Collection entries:

┏━━

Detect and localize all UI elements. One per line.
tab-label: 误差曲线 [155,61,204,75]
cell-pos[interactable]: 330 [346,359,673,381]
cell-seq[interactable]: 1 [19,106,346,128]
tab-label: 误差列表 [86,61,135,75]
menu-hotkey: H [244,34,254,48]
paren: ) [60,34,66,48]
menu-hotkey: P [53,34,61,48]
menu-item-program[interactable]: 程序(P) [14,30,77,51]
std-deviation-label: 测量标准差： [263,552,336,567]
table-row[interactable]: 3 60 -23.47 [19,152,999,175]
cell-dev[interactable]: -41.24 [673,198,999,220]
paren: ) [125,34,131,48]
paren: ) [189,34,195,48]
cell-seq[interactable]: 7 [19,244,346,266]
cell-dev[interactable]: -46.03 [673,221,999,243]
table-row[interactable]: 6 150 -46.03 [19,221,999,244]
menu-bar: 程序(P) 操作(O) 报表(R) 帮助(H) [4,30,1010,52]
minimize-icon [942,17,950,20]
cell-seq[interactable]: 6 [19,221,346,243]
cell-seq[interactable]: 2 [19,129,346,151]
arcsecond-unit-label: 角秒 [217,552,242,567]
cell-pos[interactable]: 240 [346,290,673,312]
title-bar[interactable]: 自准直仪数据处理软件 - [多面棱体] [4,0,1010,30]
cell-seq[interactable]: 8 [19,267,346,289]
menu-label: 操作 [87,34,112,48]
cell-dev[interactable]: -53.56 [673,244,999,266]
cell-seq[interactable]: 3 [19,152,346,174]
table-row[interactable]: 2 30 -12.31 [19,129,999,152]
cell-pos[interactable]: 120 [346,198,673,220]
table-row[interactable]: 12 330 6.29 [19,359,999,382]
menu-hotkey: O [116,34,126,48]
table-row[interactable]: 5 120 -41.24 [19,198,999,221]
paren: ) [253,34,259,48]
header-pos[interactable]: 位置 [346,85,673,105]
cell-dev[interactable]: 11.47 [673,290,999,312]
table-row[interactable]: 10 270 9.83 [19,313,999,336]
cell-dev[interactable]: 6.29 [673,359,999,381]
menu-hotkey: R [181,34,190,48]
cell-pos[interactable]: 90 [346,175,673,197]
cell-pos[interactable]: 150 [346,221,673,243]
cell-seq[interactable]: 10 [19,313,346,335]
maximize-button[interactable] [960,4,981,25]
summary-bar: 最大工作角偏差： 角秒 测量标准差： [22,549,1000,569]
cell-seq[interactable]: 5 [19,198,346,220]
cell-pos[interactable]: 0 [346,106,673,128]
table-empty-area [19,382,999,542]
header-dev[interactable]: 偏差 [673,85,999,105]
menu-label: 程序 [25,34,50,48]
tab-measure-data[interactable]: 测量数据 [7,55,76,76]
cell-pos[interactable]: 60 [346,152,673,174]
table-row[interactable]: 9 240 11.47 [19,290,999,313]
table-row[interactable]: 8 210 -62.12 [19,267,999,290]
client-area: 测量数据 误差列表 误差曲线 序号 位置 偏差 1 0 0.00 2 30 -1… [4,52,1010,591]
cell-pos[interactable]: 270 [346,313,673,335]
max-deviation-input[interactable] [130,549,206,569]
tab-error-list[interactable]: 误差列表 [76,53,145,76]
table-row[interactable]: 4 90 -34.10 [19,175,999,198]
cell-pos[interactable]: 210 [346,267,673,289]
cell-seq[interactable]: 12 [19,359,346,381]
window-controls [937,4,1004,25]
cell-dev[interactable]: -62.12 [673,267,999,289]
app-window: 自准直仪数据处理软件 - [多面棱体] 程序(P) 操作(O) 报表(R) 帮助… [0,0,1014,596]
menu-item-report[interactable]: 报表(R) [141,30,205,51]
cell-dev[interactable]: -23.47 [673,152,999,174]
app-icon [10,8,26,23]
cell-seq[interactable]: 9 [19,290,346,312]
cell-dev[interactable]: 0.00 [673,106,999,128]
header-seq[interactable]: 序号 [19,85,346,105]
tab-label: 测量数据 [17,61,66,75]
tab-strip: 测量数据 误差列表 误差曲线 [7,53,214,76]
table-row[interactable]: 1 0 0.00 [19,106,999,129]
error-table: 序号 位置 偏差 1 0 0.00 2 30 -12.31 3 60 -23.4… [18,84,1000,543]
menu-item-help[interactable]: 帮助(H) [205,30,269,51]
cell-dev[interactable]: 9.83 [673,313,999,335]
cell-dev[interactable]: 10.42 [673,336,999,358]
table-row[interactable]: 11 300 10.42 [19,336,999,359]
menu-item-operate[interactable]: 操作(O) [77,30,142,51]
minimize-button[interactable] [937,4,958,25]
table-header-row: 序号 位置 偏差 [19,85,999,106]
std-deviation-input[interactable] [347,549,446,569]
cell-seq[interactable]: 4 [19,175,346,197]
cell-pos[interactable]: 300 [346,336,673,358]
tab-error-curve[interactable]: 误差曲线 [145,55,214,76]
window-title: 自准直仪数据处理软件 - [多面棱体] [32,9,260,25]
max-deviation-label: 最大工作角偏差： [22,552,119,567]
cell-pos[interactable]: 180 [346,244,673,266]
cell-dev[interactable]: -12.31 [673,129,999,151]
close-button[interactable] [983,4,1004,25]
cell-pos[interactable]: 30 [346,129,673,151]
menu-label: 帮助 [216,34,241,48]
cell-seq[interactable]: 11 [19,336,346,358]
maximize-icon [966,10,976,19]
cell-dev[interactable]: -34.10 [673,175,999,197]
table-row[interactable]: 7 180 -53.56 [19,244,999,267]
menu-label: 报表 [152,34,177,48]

┗━━

**Task prompt**
Reproduce word for word the stretch of the listing from its first line through the line containing "menu-hotkey: P [53,34,61,48]".

**Exercise solution**
Detect and localize all UI elements. One per line.
tab-label: 误差曲线 [155,61,204,75]
cell-pos[interactable]: 330 [346,359,673,381]
cell-seq[interactable]: 1 [19,106,346,128]
tab-label: 误差列表 [86,61,135,75]
menu-hotkey: H [244,34,254,48]
paren: ) [60,34,66,48]
menu-hotkey: P [53,34,61,48]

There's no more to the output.